| Written problem |
Where does the string "retweets" appear in the records? Copy every line that contains it.

| Dataset records |
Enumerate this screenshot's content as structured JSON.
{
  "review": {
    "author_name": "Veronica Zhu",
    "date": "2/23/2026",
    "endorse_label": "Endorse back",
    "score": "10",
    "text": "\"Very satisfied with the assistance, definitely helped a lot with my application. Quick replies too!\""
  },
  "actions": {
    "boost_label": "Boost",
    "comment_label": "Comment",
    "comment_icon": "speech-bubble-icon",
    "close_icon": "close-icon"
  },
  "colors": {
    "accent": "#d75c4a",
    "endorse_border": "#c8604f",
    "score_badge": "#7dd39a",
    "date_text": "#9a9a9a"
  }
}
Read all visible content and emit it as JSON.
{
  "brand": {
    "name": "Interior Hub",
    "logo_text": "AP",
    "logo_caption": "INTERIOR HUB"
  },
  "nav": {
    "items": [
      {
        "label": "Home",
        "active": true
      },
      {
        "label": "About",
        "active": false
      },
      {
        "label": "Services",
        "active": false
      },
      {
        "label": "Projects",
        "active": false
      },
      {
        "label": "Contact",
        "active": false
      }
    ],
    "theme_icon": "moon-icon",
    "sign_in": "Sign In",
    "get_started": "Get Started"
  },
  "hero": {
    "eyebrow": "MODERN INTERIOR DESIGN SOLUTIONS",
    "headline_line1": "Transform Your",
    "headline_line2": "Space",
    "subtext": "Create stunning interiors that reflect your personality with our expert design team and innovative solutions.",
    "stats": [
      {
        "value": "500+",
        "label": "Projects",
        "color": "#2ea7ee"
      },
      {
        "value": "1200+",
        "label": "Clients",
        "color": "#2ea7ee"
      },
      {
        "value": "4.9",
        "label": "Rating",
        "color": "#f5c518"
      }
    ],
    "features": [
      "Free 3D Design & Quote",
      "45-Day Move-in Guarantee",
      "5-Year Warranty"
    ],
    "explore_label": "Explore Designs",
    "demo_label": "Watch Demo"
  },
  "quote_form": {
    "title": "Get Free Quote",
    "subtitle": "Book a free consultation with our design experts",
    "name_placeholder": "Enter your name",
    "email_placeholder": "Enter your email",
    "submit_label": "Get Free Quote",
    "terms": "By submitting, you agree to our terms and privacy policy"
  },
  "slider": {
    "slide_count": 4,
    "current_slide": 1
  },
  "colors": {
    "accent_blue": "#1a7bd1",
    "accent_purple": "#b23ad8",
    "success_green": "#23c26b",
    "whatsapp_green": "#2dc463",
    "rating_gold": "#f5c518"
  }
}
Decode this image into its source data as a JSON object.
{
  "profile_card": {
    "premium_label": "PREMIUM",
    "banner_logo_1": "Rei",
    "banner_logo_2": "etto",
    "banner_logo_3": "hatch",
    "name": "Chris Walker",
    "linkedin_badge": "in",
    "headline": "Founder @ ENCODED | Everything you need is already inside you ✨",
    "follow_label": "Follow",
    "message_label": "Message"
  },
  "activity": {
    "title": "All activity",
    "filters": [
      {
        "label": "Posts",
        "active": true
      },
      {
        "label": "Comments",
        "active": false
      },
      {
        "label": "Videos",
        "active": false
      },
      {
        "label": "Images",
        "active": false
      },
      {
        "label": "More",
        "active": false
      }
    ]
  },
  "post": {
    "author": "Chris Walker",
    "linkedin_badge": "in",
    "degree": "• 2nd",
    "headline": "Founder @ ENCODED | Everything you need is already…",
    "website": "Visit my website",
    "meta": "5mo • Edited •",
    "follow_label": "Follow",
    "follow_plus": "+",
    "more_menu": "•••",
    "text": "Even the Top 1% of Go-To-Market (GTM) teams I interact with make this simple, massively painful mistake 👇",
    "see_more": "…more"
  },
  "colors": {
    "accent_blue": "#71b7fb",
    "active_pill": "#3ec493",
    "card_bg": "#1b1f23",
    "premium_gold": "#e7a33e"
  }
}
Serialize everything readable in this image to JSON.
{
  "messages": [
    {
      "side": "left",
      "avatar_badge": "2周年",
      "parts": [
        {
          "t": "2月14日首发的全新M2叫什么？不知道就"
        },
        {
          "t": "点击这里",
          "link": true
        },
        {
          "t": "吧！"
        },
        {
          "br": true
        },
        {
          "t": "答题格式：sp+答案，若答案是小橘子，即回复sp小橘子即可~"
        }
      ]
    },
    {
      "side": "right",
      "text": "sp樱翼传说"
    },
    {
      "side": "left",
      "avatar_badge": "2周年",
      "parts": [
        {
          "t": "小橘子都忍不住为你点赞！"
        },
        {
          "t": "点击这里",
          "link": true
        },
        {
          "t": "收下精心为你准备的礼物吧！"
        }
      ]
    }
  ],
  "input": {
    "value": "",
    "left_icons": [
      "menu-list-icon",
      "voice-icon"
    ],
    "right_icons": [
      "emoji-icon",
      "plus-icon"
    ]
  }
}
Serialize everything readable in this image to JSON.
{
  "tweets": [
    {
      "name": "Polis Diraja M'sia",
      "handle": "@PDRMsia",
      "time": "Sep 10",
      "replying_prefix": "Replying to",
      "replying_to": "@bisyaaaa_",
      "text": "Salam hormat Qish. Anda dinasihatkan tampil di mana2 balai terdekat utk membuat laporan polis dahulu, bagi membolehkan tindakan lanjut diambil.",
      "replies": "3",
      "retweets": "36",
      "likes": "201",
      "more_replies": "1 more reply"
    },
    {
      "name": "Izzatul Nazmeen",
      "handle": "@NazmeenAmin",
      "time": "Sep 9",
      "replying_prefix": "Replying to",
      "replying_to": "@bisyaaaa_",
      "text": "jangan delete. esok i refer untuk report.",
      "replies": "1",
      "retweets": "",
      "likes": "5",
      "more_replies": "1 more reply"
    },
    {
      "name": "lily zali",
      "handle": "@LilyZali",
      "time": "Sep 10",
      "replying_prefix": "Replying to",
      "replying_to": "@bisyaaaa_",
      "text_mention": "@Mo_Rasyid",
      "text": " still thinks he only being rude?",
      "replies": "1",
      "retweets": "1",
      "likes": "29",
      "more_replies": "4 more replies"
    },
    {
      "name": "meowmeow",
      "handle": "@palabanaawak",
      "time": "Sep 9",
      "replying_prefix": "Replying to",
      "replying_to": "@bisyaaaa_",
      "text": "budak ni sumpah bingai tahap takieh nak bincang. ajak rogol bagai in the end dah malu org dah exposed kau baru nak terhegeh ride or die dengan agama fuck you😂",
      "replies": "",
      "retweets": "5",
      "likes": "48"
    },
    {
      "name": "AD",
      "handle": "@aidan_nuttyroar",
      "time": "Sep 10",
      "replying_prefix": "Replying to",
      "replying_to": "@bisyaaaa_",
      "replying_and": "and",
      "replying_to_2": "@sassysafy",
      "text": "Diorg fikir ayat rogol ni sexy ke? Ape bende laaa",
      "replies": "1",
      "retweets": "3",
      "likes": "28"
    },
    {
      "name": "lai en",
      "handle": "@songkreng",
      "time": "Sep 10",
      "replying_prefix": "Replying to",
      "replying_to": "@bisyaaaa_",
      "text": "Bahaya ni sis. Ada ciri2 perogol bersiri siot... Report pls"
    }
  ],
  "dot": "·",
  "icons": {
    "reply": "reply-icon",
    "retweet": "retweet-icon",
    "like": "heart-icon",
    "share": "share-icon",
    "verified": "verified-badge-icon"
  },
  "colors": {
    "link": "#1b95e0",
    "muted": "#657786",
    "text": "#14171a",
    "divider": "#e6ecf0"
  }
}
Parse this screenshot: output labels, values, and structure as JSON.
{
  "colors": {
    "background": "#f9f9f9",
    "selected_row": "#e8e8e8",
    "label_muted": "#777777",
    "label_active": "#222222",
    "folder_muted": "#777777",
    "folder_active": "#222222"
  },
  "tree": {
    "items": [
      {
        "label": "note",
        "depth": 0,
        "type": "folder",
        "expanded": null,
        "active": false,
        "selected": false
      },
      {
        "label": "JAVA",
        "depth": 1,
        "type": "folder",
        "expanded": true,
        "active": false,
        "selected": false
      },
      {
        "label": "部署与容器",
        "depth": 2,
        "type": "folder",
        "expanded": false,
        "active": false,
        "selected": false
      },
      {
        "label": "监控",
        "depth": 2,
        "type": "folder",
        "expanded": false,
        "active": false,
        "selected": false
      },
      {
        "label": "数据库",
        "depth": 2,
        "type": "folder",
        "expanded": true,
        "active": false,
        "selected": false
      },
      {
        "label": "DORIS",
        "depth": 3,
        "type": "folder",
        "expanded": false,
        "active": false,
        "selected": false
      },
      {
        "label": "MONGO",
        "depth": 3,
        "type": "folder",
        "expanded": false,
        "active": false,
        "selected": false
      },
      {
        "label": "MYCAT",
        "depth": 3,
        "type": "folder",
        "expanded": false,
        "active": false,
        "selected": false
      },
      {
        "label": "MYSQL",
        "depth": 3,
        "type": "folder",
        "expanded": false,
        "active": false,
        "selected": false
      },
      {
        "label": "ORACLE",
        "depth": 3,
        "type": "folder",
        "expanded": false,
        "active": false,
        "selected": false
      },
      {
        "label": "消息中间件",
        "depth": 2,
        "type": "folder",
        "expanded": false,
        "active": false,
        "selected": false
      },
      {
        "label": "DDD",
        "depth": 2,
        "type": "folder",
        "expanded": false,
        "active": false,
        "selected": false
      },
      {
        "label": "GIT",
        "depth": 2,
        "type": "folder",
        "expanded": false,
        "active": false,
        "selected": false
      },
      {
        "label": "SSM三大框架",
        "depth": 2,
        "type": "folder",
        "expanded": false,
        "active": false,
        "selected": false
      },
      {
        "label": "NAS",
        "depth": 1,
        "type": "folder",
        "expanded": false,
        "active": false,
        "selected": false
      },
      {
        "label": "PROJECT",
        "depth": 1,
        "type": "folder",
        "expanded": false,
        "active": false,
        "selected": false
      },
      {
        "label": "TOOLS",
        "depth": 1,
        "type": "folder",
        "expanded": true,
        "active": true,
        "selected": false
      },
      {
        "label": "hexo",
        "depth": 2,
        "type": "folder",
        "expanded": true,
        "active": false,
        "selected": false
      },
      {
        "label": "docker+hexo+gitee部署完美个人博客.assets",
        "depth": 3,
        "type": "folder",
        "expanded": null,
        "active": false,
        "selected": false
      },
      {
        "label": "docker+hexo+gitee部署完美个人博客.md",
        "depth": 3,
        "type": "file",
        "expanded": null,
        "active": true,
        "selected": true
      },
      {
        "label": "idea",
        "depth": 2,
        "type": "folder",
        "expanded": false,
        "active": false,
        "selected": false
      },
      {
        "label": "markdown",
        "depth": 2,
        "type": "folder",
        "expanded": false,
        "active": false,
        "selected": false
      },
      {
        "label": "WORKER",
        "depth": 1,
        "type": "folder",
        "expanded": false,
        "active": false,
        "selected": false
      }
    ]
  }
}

| Full response |
      "retweets": "36",
      "retweets": "",
      "retweets": "1",
      "retweets": "5",
      "retweets": "3",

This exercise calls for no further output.